_Material provided_
>> START
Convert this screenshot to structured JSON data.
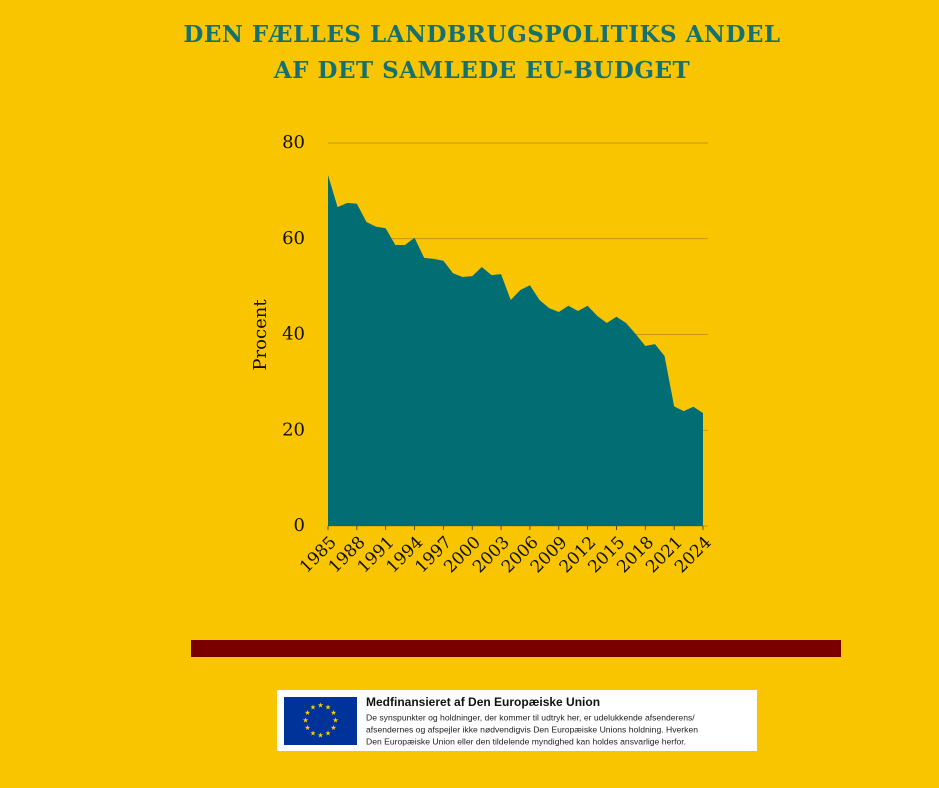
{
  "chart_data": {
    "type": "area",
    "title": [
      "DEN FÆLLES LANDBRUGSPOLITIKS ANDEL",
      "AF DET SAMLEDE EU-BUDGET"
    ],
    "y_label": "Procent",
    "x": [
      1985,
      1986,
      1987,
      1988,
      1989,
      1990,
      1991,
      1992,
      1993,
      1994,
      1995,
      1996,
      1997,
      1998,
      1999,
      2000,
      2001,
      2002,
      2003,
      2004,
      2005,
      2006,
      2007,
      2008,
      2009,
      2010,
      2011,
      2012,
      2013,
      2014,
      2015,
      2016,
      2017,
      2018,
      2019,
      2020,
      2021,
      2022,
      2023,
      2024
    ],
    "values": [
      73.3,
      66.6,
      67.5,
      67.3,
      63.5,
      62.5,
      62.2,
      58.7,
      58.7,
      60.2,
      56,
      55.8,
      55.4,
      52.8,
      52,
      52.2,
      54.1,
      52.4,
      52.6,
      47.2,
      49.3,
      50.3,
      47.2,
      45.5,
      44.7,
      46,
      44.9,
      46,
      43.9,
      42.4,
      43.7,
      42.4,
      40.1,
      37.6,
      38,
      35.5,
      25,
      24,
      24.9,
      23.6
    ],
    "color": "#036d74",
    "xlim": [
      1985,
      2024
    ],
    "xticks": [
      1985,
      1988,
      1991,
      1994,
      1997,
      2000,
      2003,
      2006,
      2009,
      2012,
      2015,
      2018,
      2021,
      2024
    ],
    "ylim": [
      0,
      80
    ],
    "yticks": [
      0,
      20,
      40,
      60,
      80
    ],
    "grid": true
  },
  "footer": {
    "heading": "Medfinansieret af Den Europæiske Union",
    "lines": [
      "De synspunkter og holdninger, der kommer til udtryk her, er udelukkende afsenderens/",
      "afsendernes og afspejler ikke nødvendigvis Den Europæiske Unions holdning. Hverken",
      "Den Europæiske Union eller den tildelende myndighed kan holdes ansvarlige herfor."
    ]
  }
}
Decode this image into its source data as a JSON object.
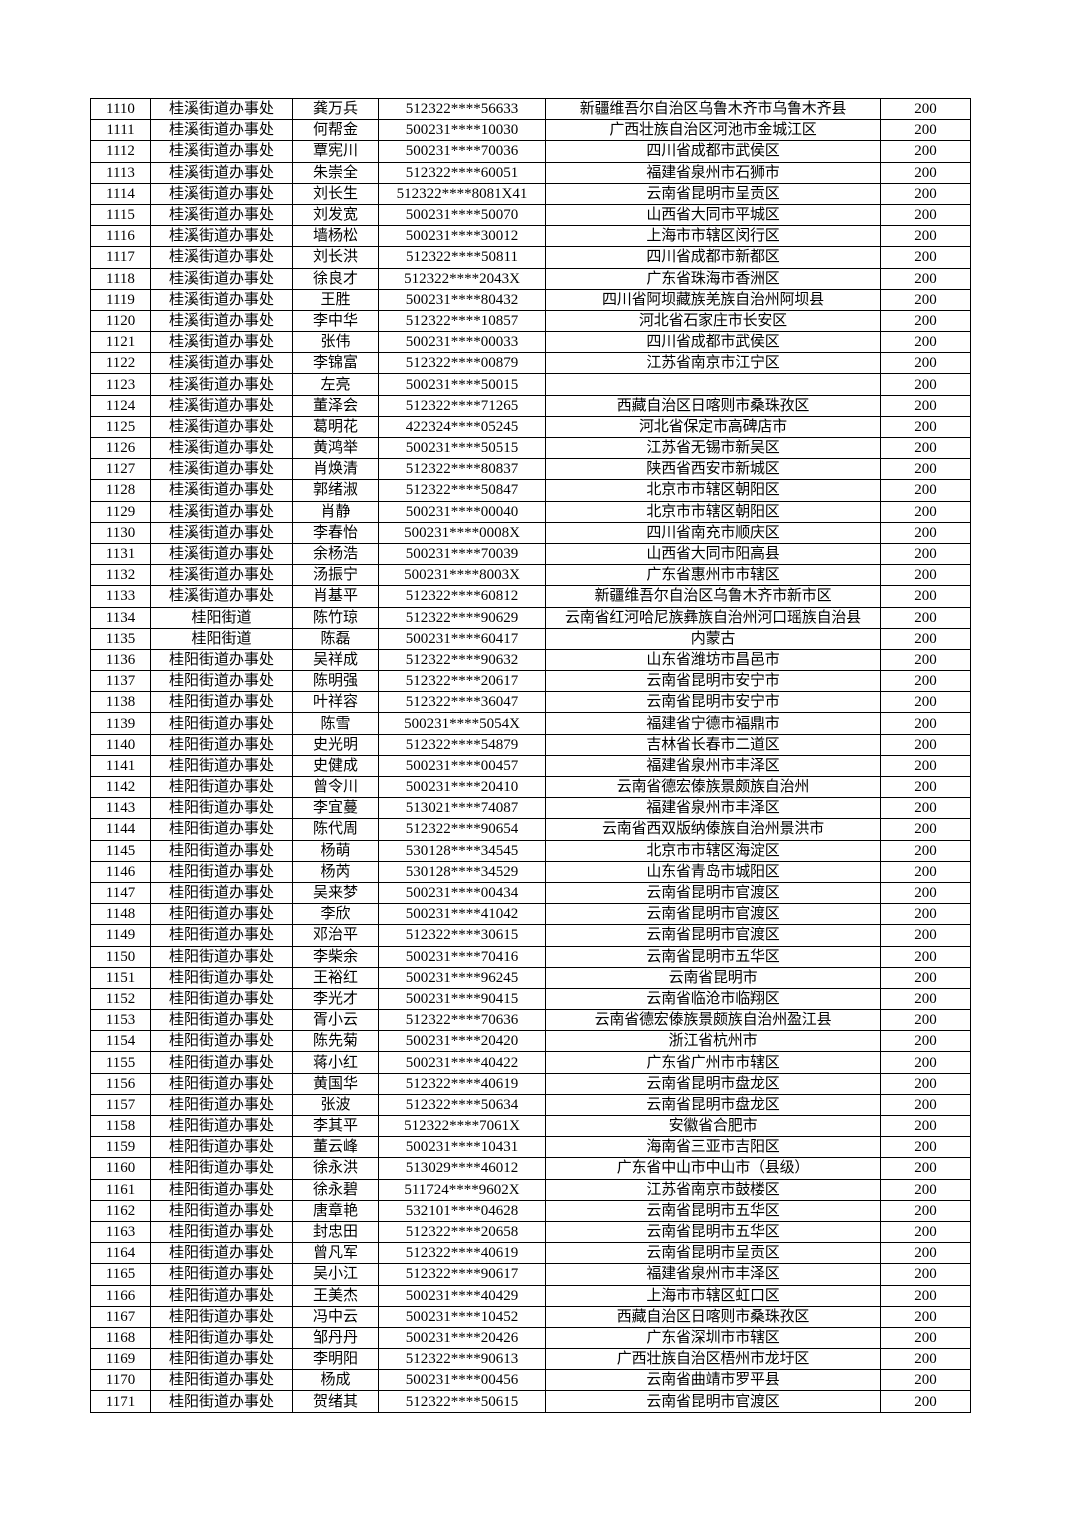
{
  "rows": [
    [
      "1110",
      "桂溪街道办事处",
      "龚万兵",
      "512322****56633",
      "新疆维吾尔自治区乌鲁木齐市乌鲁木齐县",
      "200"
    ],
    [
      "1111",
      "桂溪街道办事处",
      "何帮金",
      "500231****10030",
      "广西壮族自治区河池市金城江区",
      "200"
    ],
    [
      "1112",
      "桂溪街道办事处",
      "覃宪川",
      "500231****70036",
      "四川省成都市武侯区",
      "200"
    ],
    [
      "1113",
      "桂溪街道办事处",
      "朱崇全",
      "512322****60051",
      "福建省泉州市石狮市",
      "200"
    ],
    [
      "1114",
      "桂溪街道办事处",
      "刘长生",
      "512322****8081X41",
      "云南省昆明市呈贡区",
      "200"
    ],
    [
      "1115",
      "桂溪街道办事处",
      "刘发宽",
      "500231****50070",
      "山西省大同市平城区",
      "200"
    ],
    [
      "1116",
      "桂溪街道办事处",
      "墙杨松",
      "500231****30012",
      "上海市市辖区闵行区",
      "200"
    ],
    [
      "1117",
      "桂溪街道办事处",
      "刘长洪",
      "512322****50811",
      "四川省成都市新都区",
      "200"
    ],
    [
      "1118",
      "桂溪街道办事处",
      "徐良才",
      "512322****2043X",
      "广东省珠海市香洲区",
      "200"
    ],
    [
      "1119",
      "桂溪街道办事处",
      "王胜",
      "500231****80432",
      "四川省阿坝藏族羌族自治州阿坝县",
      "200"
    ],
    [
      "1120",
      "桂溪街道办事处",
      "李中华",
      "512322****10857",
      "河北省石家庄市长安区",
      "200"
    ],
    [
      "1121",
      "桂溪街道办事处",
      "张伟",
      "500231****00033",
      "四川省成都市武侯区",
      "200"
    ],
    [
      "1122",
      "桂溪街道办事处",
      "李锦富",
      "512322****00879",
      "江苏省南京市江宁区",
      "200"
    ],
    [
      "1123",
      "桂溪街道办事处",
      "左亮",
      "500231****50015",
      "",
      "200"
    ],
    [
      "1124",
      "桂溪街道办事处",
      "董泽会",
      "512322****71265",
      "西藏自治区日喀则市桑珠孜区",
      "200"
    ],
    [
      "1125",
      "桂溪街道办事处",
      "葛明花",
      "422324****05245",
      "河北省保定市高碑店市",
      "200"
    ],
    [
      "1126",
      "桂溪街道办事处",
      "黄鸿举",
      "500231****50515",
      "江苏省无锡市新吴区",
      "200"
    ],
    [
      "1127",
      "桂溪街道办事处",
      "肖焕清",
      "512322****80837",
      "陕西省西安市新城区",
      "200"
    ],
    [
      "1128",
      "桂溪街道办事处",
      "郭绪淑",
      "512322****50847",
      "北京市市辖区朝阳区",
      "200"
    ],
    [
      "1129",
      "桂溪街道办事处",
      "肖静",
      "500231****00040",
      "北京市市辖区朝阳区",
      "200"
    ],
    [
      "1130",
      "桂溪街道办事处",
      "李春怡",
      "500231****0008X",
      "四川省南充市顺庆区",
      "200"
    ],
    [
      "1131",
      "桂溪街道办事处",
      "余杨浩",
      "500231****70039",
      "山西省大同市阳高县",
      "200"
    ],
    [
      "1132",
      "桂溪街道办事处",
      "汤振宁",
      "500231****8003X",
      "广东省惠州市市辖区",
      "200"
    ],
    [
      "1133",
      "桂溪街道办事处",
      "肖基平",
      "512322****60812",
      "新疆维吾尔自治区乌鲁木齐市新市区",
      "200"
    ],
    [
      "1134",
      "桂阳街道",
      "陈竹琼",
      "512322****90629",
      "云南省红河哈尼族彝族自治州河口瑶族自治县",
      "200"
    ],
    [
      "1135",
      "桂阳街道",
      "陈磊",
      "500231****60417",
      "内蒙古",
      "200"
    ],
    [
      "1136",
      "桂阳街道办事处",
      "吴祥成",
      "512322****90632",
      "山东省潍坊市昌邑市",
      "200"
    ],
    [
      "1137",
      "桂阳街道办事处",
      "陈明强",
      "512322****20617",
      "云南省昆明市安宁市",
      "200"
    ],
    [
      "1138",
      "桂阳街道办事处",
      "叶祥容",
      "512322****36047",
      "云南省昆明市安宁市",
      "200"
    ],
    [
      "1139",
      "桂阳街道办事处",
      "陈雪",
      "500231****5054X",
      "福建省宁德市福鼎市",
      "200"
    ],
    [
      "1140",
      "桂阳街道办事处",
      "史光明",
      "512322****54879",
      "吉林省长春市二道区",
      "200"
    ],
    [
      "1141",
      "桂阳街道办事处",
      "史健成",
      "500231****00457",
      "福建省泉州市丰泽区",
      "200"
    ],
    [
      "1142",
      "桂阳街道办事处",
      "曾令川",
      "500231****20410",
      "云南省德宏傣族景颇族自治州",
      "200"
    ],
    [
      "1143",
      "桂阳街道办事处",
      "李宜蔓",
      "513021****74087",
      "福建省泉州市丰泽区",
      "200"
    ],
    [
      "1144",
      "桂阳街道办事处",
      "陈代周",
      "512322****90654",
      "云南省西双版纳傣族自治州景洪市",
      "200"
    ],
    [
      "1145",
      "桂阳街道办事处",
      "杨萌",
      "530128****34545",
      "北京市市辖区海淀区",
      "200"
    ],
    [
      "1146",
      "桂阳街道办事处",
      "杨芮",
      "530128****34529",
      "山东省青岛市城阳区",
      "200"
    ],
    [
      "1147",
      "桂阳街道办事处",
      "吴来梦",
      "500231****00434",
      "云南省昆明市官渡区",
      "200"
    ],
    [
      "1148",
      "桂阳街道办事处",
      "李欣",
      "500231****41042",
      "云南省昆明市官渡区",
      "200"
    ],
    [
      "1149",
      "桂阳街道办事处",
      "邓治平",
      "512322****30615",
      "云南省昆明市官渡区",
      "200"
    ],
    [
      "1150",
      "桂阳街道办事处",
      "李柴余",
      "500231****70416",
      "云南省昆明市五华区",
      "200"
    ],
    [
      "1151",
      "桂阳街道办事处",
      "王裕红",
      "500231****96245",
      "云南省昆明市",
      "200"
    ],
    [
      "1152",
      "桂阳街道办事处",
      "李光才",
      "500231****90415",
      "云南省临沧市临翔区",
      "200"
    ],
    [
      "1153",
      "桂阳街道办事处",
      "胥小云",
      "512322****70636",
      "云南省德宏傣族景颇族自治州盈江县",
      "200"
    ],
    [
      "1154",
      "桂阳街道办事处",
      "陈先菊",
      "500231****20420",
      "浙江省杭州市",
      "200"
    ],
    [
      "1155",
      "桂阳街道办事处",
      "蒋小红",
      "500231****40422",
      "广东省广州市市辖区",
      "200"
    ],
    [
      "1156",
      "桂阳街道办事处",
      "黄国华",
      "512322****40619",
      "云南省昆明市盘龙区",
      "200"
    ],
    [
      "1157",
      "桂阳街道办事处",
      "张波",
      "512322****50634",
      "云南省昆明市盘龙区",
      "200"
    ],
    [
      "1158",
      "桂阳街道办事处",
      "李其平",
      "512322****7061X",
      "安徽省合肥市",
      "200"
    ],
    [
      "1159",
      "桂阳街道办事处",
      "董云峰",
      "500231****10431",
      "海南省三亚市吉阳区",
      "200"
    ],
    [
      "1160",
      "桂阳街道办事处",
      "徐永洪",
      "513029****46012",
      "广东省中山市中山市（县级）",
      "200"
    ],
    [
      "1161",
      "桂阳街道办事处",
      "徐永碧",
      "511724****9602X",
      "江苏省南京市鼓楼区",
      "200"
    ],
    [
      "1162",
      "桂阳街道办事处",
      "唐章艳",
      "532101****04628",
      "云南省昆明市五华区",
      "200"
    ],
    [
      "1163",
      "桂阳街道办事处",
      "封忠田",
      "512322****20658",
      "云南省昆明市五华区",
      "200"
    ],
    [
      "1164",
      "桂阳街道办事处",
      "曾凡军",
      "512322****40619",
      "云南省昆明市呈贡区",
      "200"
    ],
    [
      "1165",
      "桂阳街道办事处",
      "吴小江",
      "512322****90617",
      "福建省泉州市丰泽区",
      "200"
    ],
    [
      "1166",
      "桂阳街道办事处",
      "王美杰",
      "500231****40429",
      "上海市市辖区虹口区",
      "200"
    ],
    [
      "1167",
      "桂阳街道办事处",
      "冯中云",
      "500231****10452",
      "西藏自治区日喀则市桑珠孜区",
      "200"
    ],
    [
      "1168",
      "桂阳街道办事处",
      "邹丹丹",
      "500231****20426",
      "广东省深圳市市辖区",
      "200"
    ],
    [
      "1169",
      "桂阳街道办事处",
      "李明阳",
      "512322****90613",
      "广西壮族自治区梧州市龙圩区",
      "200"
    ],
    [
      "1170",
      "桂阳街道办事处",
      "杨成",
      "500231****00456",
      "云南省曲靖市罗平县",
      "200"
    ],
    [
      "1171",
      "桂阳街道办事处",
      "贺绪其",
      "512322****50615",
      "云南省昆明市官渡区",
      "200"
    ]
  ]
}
>> END
_Stated problem_
Single out each line of the records above with the string "this" in it, and copy it.

_Solution below_
Convert this screenshot to structured JSON data.
Decode this image into its source data as a JSON object.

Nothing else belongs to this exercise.